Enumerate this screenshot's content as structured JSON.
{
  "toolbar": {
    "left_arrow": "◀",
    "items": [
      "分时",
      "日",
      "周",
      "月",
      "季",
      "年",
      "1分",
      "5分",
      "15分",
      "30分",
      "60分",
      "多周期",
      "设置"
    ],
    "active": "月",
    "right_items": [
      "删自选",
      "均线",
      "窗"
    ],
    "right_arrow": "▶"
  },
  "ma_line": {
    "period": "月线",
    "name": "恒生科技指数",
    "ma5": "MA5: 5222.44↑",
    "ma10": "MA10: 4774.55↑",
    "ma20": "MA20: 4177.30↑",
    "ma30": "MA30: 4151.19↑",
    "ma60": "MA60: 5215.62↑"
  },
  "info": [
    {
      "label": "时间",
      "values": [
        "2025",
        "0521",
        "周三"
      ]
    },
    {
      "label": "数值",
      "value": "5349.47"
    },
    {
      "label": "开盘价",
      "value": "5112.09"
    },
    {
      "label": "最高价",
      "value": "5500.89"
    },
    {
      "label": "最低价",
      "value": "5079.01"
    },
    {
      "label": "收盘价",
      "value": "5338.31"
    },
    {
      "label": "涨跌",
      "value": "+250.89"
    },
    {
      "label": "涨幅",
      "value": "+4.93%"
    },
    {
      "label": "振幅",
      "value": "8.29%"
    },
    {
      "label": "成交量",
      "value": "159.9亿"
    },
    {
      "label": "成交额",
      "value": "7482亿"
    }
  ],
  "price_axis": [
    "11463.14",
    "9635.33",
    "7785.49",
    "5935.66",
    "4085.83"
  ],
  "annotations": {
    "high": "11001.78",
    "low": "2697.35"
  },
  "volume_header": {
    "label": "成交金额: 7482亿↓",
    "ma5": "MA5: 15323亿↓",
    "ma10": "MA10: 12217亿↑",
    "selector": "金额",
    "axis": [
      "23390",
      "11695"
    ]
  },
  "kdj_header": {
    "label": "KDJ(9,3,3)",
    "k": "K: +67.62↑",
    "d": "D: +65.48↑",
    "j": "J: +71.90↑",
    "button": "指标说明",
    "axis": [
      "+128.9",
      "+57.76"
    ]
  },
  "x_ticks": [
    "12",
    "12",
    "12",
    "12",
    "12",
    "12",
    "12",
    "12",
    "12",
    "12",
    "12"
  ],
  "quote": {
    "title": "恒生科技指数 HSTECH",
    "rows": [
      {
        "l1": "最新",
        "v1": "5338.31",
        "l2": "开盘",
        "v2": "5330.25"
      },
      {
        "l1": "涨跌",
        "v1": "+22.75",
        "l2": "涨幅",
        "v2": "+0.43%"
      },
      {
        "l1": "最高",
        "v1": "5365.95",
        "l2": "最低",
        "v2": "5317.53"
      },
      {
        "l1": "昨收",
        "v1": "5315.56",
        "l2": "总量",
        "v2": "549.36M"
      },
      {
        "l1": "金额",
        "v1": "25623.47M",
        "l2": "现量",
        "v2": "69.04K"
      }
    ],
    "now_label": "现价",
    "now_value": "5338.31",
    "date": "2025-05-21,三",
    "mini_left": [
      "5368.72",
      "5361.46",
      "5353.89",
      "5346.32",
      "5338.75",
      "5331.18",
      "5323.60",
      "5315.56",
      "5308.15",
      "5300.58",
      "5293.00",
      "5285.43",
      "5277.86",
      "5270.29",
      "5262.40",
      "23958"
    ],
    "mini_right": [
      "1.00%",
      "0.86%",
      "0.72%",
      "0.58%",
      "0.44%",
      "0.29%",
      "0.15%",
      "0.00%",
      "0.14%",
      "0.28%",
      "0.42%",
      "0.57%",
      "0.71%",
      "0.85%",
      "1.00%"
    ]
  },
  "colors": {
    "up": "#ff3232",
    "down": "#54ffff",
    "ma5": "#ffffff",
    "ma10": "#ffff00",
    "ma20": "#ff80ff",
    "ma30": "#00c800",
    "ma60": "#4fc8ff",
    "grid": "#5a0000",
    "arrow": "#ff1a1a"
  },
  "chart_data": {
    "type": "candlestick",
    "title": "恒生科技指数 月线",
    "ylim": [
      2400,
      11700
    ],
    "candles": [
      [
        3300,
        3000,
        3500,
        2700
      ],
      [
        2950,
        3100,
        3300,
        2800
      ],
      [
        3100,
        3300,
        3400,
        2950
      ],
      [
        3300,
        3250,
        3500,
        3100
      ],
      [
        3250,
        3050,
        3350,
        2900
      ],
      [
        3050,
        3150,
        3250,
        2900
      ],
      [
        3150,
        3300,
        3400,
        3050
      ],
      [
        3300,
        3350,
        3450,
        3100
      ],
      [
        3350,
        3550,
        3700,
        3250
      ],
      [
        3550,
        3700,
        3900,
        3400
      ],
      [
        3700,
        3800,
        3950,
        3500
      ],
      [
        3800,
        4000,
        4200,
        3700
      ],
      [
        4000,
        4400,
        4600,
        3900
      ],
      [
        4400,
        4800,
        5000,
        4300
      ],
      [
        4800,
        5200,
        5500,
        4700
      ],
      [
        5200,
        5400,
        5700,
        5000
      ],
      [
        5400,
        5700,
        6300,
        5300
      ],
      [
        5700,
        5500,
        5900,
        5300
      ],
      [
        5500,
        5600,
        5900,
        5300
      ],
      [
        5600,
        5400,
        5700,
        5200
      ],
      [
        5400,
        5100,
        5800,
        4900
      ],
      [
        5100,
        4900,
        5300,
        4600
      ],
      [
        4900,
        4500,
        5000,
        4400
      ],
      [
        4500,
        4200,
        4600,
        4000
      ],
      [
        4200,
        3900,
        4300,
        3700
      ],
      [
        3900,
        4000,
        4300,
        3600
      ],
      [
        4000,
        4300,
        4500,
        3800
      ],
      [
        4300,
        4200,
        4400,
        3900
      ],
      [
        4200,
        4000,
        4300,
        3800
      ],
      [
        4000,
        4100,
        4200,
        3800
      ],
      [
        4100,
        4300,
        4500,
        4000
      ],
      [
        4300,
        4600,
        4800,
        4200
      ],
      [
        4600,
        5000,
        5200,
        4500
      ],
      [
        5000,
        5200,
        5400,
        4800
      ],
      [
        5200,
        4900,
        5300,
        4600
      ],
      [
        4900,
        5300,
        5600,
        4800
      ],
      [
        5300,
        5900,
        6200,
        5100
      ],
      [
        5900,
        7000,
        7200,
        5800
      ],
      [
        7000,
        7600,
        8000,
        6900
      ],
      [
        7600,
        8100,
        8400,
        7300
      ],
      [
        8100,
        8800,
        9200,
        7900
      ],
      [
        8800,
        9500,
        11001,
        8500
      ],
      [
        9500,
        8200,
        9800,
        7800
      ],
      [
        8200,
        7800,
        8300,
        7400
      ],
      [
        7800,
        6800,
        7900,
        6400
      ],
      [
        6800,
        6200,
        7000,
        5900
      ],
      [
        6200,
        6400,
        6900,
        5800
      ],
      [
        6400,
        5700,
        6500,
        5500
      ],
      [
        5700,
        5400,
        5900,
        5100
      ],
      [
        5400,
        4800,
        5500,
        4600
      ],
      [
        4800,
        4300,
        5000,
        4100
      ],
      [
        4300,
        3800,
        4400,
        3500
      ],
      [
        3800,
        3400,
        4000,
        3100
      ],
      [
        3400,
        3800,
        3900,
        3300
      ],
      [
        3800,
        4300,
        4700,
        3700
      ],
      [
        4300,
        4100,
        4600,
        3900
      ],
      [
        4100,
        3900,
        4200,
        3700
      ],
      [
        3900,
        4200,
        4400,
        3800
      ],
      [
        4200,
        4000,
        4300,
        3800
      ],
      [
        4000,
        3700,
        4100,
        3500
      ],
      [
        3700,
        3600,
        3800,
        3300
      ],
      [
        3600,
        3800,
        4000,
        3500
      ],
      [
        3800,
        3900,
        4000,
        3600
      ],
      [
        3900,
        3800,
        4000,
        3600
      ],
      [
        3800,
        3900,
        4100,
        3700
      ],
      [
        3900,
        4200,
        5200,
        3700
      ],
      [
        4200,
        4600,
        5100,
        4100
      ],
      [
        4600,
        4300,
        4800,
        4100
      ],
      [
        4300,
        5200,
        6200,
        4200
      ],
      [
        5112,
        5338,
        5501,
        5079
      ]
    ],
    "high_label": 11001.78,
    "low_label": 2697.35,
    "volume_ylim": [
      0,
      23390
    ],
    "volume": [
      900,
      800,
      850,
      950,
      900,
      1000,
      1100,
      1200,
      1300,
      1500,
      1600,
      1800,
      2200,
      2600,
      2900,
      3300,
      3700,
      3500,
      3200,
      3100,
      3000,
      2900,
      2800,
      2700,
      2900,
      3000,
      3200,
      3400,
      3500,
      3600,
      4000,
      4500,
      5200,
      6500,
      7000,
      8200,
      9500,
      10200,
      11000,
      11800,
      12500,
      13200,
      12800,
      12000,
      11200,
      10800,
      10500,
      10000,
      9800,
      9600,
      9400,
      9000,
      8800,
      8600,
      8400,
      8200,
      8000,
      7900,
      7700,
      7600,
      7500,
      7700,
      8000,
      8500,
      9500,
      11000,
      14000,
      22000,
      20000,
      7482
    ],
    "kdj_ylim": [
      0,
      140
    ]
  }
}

**THE PROBLEM:**
In the entries above, find every line holding the word "title" and copy it out.

**TASK ANSWER:**
    "title": "恒生科技指数 HSTECH",
    "title": "恒生科技指数 月线",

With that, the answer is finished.